WRITTEN TASK: In the listing below, find every line containing "color" and copy it out.

# # # #

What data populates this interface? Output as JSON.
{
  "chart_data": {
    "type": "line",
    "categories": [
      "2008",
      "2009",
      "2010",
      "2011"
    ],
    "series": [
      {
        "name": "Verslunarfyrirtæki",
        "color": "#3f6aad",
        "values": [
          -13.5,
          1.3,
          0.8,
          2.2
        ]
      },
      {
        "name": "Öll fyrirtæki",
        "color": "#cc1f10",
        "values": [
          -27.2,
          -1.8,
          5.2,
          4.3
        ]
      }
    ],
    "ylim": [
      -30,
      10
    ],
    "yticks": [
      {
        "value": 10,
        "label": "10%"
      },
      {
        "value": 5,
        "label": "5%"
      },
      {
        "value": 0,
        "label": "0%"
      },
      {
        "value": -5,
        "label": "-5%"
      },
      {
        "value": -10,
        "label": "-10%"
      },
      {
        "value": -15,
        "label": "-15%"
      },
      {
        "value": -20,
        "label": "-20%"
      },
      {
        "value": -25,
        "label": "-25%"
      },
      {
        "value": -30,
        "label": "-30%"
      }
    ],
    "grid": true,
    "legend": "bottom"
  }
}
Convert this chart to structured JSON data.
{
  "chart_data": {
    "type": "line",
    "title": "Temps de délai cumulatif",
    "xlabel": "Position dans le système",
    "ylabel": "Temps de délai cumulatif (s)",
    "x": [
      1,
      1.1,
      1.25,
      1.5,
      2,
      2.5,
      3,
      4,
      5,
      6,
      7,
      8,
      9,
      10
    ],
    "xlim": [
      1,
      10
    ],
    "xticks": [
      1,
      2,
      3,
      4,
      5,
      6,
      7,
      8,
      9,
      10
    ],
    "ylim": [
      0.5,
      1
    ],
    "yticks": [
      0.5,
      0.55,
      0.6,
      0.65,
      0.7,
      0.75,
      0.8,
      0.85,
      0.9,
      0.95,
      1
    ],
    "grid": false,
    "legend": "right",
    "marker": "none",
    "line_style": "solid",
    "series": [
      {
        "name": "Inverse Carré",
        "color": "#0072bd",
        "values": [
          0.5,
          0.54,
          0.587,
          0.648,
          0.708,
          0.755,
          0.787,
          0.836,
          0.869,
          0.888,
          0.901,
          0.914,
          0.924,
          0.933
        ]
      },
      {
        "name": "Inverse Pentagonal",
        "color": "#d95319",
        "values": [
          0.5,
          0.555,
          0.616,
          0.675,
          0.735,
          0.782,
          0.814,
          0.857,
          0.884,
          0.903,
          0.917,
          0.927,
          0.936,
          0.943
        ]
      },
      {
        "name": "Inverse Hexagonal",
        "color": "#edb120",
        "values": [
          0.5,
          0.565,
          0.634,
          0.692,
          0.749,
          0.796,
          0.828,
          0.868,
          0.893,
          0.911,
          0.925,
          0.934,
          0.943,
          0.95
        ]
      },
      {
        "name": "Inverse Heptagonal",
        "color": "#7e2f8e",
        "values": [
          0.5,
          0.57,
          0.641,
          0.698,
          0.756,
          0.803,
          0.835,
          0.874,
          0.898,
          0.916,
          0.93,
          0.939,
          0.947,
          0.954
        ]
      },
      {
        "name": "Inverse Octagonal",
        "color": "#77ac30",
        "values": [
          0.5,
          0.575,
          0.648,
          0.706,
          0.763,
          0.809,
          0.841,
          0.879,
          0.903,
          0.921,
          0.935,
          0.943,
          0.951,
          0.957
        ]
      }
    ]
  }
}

# # # #

SOLUTION FOR THIS PROBLEM:
        "color": "#3f6aad",
        "color": "#cc1f10",
        "color": "#0072bd",
        "color": "#d95319",
        "color": "#edb120",
        "color": "#7e2f8e",
        "color": "#77ac30",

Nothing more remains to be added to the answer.